Copy out every line that contains "Advanced".
══ Dataset records ══
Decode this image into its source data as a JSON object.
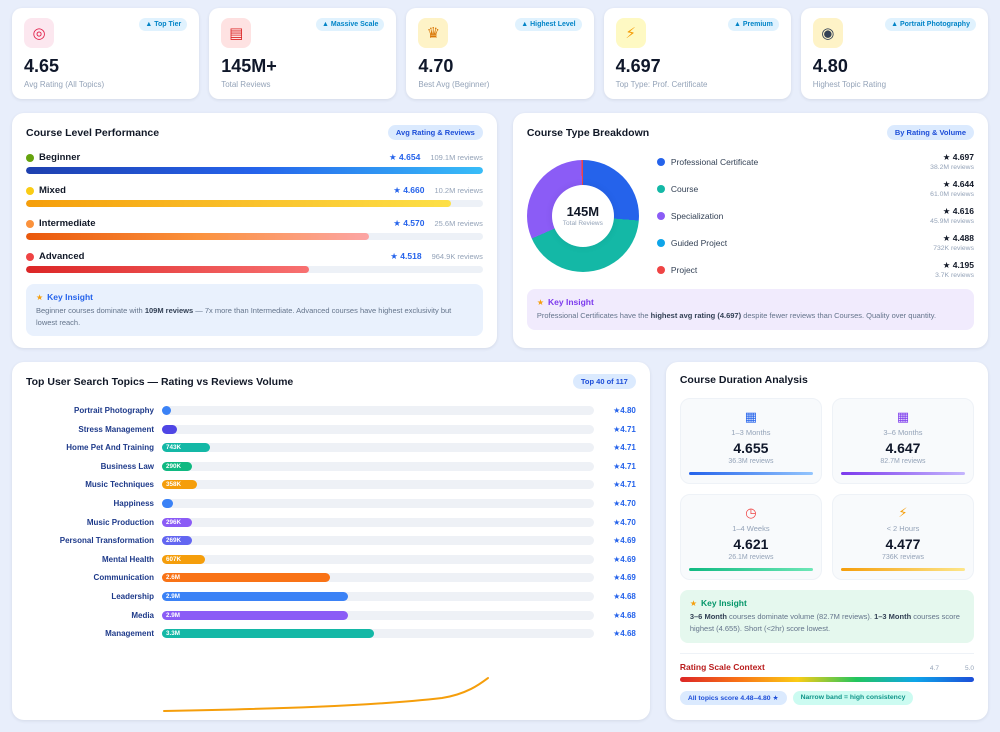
{
  "theme": {
    "background": "#e8eefb",
    "card": "#ffffff",
    "accent_blue": "#2563eb",
    "accent_teal": "#14b8a6",
    "accent_purple": "#8b5cf6",
    "accent_orange": "#f97316",
    "accent_red": "#ef4444"
  },
  "kpis": [
    {
      "icon_name": "target-icon",
      "icon_glyph": "◎",
      "icon_style": "background:#fce7ef;color:#e11d48",
      "badge": "▲ Top Tier",
      "value": "4.65",
      "label": "Avg Rating (All Topics)"
    },
    {
      "icon_name": "books-icon",
      "icon_glyph": "▤",
      "icon_style": "background:#fee2e2;color:#dc2626",
      "badge": "▲ Massive Scale",
      "value": "145M+",
      "label": "Total Reviews"
    },
    {
      "icon_name": "trophy-icon",
      "icon_glyph": "♛",
      "icon_style": "background:#fef3c7;color:#d97706",
      "badge": "▲ Highest Level",
      "value": "4.70",
      "label": "Best Avg (Beginner)"
    },
    {
      "icon_name": "lightning-icon",
      "icon_glyph": "⚡",
      "icon_style": "background:#fef9c3;color:#f59e0b",
      "badge": "▲ Premium",
      "value": "4.697",
      "label": "Top Type: Prof. Certificate"
    },
    {
      "icon_name": "camera-icon",
      "icon_glyph": "◉",
      "icon_style": "background:#fef3c7;color:#334155",
      "badge": "▲ Portrait Photography",
      "value": "4.80",
      "label": "Highest Topic Rating"
    }
  ],
  "course_level": {
    "title": "Course Level Performance",
    "badge": "Avg Rating & Reviews",
    "rows": [
      {
        "label": "Beginner",
        "rating": "★ 4.654",
        "reviews": "109.1M reviews",
        "dot_style": "background:#65a30d",
        "bar_style": "width:100%;background:linear-gradient(90deg,#1e40af,#2563eb,#38bdf8)"
      },
      {
        "label": "Mixed",
        "rating": "★ 4.660",
        "reviews": "10.2M reviews",
        "dot_style": "background:#facc15",
        "bar_style": "width:93%;background:linear-gradient(90deg,#f59e0b,#fde047)"
      },
      {
        "label": "Intermediate",
        "rating": "★ 4.570",
        "reviews": "25.6M reviews",
        "dot_style": "background:#fb923c",
        "bar_style": "width:75%;background:linear-gradient(90deg,#ea580c,#fb923c,#fca5a5)"
      },
      {
        "label": "Advanced",
        "rating": "★ 4.518",
        "reviews": "964.9K reviews",
        "dot_style": "background:#ef4444",
        "bar_style": "width:62%;background:linear-gradient(90deg,#dc2626,#f87171)"
      }
    ],
    "insight": {
      "icon": "💡",
      "title": "Key Insight",
      "parts": [
        {
          "text": "Beginner courses dominate with "
        },
        {
          "text": "109M reviews"
        },
        {
          "text": " — 7x more than Intermediate. Advanced courses have highest exclusivity but lowest reach."
        }
      ]
    }
  },
  "course_type": {
    "title": "Course Type Breakdown",
    "badge": "By Rating & Volume",
    "donut_style": "background:conic-gradient(#2563eb 0 26.3%, #14b8a6 26.3% 68.4%, #8b5cf6 68.4% 99.5%, #ef4444 99.5% 100%)",
    "center_value": "145M",
    "center_label": "Total Reviews",
    "legend": [
      {
        "name": "Professional Certificate",
        "dot_style": "background:#2563eb",
        "rating": "★ 4.697",
        "reviews": "38.2M reviews"
      },
      {
        "name": "Course",
        "dot_style": "background:#14b8a6",
        "rating": "★ 4.644",
        "reviews": "61.0M reviews"
      },
      {
        "name": "Specialization",
        "dot_style": "background:#8b5cf6",
        "rating": "★ 4.616",
        "reviews": "45.9M reviews"
      },
      {
        "name": "Guided Project",
        "dot_style": "background:#0ea5e9",
        "rating": "★ 4.488",
        "reviews": "732K reviews"
      },
      {
        "name": "Project",
        "dot_style": "background:#ef4444",
        "rating": "★ 4.195",
        "reviews": "3.7K reviews"
      }
    ],
    "insight": {
      "icon": "💡",
      "title": "Key Insight",
      "parts": [
        {
          "text": "Professional Certificates have the "
        },
        {
          "text": "highest avg rating (4.697)"
        },
        {
          "text": " despite fewer reviews than Courses. Quality over quantity."
        }
      ]
    }
  },
  "topics": {
    "title": "Top User Search Topics — Rating vs Reviews Volume",
    "badge": "Top 40 of 117",
    "rows": [
      {
        "label": "Portrait Photography",
        "value": "",
        "rating": "★4.80",
        "bar_style": "width:2%;background:#3b82f6"
      },
      {
        "label": "Stress Management",
        "value": "",
        "rating": "★4.71",
        "bar_style": "width:3.5%;background:#4f46e5"
      },
      {
        "label": "Home Pet And Training",
        "value": "743K",
        "rating": "★4.71",
        "bar_style": "width:11%;background:#14b8a6"
      },
      {
        "label": "Business Law",
        "value": "290K",
        "rating": "★4.71",
        "bar_style": "width:7%;background:#10b981"
      },
      {
        "label": "Music Techniques",
        "value": "358K",
        "rating": "★4.71",
        "bar_style": "width:8%;background:#f59e0b"
      },
      {
        "label": "Happiness",
        "value": "",
        "rating": "★4.70",
        "bar_style": "width:2.5%;background:#3b82f6"
      },
      {
        "label": "Music Production",
        "value": "296K",
        "rating": "★4.70",
        "bar_style": "width:7%;background:#8b5cf6"
      },
      {
        "label": "Personal Transformation",
        "value": "269K",
        "rating": "★4.69",
        "bar_style": "width:7%;background:#6366f1"
      },
      {
        "label": "Mental Health",
        "value": "607K",
        "rating": "★4.69",
        "bar_style": "width:10%;background:#f59e0b"
      },
      {
        "label": "Communication",
        "value": "2.6M",
        "rating": "★4.69",
        "bar_style": "width:39%;background:#f97316"
      },
      {
        "label": "Leadership",
        "value": "2.9M",
        "rating": "★4.68",
        "bar_style": "width:43%;background:#3b82f6"
      },
      {
        "label": "Media",
        "value": "2.9M",
        "rating": "★4.68",
        "bar_style": "width:43%;background:#8b5cf6"
      },
      {
        "label": "Management",
        "value": "3.3M",
        "rating": "★4.68",
        "bar_style": "width:49%;background:#14b8a6"
      }
    ]
  },
  "duration": {
    "title": "Course Duration Analysis",
    "cards": [
      {
        "icon_name": "calendar-icon",
        "icon_glyph": "▦",
        "icon_style": "color:#2563eb",
        "label": "1–3 Months",
        "value": "4.655",
        "reviews": "36.3M reviews",
        "bar_style": "background:linear-gradient(90deg,#2563eb,#93c5fd)"
      },
      {
        "icon_name": "calendar-icon",
        "icon_glyph": "▦",
        "icon_style": "color:#7c3aed",
        "label": "3–6 Months",
        "value": "4.647",
        "reviews": "82.7M reviews",
        "bar_style": "background:linear-gradient(90deg,#7c3aed,#c4b5fd)"
      },
      {
        "icon_name": "alarm-clock-icon",
        "icon_glyph": "◷",
        "icon_style": "color:#ef4444",
        "label": "1–4 Weeks",
        "value": "4.621",
        "reviews": "26.1M reviews",
        "bar_style": "background:linear-gradient(90deg,#10b981,#6ee7b7)"
      },
      {
        "icon_name": "lightning-icon",
        "icon_glyph": "⚡",
        "icon_style": "color:#f59e0b",
        "label": "< 2 Hours",
        "value": "4.477",
        "reviews": "736K reviews",
        "bar_style": "background:linear-gradient(90deg,#f59e0b,#fde68a)"
      }
    ],
    "insight": {
      "icon": "💡",
      "title": "Key Insight",
      "parts": [
        {
          "text": "3–6 Month"
        },
        {
          "text": " courses dominate volume (82.7M reviews). "
        },
        {
          "text": "1–3 Month"
        },
        {
          "text": " courses score highest (4.655). Short (<2hr) score lowest."
        }
      ]
    },
    "scale": {
      "title": "Rating Scale Context",
      "tick_mid": "4.7",
      "tick_max": "5.0",
      "bar_style": "background:linear-gradient(90deg,#dc2626,#f97316,#facc15,#22c55e,#0ea5e9,#1d4ed8)",
      "badge_left": "All topics score 4.48–4.80 ★",
      "badge_right": "Narrow band = high consistency"
    }
  },
  "chart_data": [
    {
      "type": "bar",
      "title": "Course Level Performance",
      "orientation": "horizontal",
      "categories": [
        "Beginner",
        "Mixed",
        "Intermediate",
        "Advanced"
      ],
      "series": [
        {
          "name": "Avg Rating",
          "values": [
            4.654,
            4.66,
            4.57,
            4.518
          ]
        },
        {
          "name": "Reviews",
          "values": [
            "109.1M",
            "10.2M",
            "25.6M",
            "964.9K"
          ]
        }
      ],
      "legend_position": "none",
      "grid": false
    },
    {
      "type": "pie",
      "title": "Course Type Breakdown",
      "categories": [
        "Professional Certificate",
        "Course",
        "Specialization",
        "Guided Project",
        "Project"
      ],
      "values": [
        "38.2M",
        "61.0M",
        "45.9M",
        "732K",
        "3.7K"
      ],
      "ratings": [
        4.697,
        4.644,
        4.616,
        4.488,
        4.195
      ],
      "center_label": "145M Total Reviews",
      "legend_position": "right"
    },
    {
      "type": "bar",
      "title": "Top User Search Topics — Rating vs Reviews Volume",
      "orientation": "horizontal",
      "categories": [
        "Portrait Photography",
        "Stress Management",
        "Home Pet And Training",
        "Business Law",
        "Music Techniques",
        "Happiness",
        "Music Production",
        "Personal Transformation",
        "Mental Health",
        "Communication",
        "Leadership",
        "Media",
        "Management"
      ],
      "series": [
        {
          "name": "Reviews",
          "values": [
            null,
            null,
            "743K",
            "290K",
            "358K",
            null,
            "296K",
            "269K",
            "607K",
            "2.6M",
            "2.9M",
            "2.9M",
            "3.3M"
          ]
        },
        {
          "name": "Rating",
          "values": [
            4.8,
            4.71,
            4.71,
            4.71,
            4.71,
            4.7,
            4.7,
            4.69,
            4.69,
            4.69,
            4.68,
            4.68,
            4.68
          ]
        }
      ],
      "grid": false
    },
    {
      "type": "bar",
      "title": "Course Duration Analysis",
      "categories": [
        "1–3 Months",
        "3–6 Months",
        "1–4 Weeks",
        "< 2 Hours"
      ],
      "series": [
        {
          "name": "Avg Rating",
          "values": [
            4.655,
            4.647,
            4.621,
            4.477
          ]
        },
        {
          "name": "Reviews",
          "values": [
            "36.3M",
            "82.7M",
            "26.1M",
            "736K"
          ]
        }
      ],
      "xlim": [
        4.7,
        5.0
      ]
    }
  ]
}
═══
Final result
        "label": "Advanced",
          "text": " — 7x more than Intermediate. Advanced courses have highest exclusivity but lowest reach."
        "Advanced"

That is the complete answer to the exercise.